**REQUIREMENTS:** Exclude the pictures and retype the entries as written.
● ● ● ●
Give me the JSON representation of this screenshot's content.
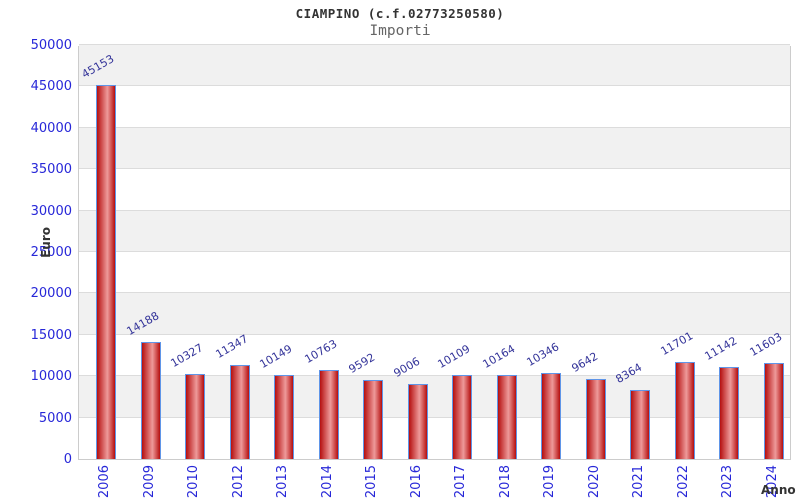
{
  "header": {
    "title": "CIAMPINO (c.f.02773250580)",
    "subtitle": "Importi"
  },
  "chart_data": {
    "type": "bar",
    "title": "CIAMPINO (c.f.02773250580)",
    "subtitle": "Importi",
    "xlabel": "Anno",
    "ylabel": "Euro",
    "categories": [
      "2006",
      "2009",
      "2010",
      "2012",
      "2013",
      "2014",
      "2015",
      "2016",
      "2017",
      "2018",
      "2019",
      "2020",
      "2021",
      "2022",
      "2023",
      "2024"
    ],
    "values": [
      45153,
      14188,
      10327,
      11347,
      10149,
      10763,
      9592,
      9006,
      10109,
      10164,
      10346,
      9642,
      8364,
      11701,
      11142,
      11603
    ],
    "ylim": [
      0,
      50000
    ],
    "ytick_step": 5000,
    "yticks": [
      0,
      5000,
      10000,
      15000,
      20000,
      25000,
      30000,
      35000,
      40000,
      45000,
      50000
    ],
    "grid": "horizontal-gridlines-with-alternating-bands",
    "legend_position": "none",
    "bar_value_label_rotation_deg": -30,
    "x_tick_rotation_deg": -90,
    "colors": {
      "title": "#333333",
      "subtitle": "#666666",
      "tick_label": "#2727d8",
      "value_label": "#333399",
      "axis_title": "#333333",
      "bar_edge": "#b50f0f",
      "bar_center": "#ee9a9a",
      "bar_border": "#5f95e8",
      "band_gray": "#f1f1f1",
      "band_white": "#ffffff",
      "gridline": "#dcdcdc",
      "plot_border": "#cccccc",
      "background": "#ffffff"
    }
  }
}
● ● ● ●
**SOLUTION FOR THIS TASK:**
Give me the JSON representation of this screenshot's content.
{
  "header": {
    "title": "CIAMPINO (c.f.02773250580)",
    "subtitle": "Importi"
  },
  "chart_data": {
    "type": "bar",
    "title": "CIAMPINO (c.f.02773250580)",
    "subtitle": "Importi",
    "xlabel": "Anno",
    "ylabel": "Euro",
    "categories": [
      "2006",
      "2009",
      "2010",
      "2012",
      "2013",
      "2014",
      "2015",
      "2016",
      "2017",
      "2018",
      "2019",
      "2020",
      "2021",
      "2022",
      "2023",
      "2024"
    ],
    "values": [
      45153,
      14188,
      10327,
      11347,
      10149,
      10763,
      9592,
      9006,
      10109,
      10164,
      10346,
      9642,
      8364,
      11701,
      11142,
      11603
    ],
    "ylim": [
      0,
      50000
    ],
    "ytick_step": 5000,
    "yticks": [
      0,
      5000,
      10000,
      15000,
      20000,
      25000,
      30000,
      35000,
      40000,
      45000,
      50000
    ],
    "grid": "horizontal-gridlines-with-alternating-bands",
    "legend_position": "none",
    "bar_value_label_rotation_deg": -30,
    "x_tick_rotation_deg": -90,
    "colors": {
      "title": "#333333",
      "subtitle": "#666666",
      "tick_label": "#2727d8",
      "value_label": "#333399",
      "axis_title": "#333333",
      "bar_edge": "#b50f0f",
      "bar_center": "#ee9a9a",
      "bar_border": "#5f95e8",
      "band_gray": "#f1f1f1",
      "band_white": "#ffffff",
      "gridline": "#dcdcdc",
      "plot_border": "#cccccc",
      "background": "#ffffff"
    }
  }
}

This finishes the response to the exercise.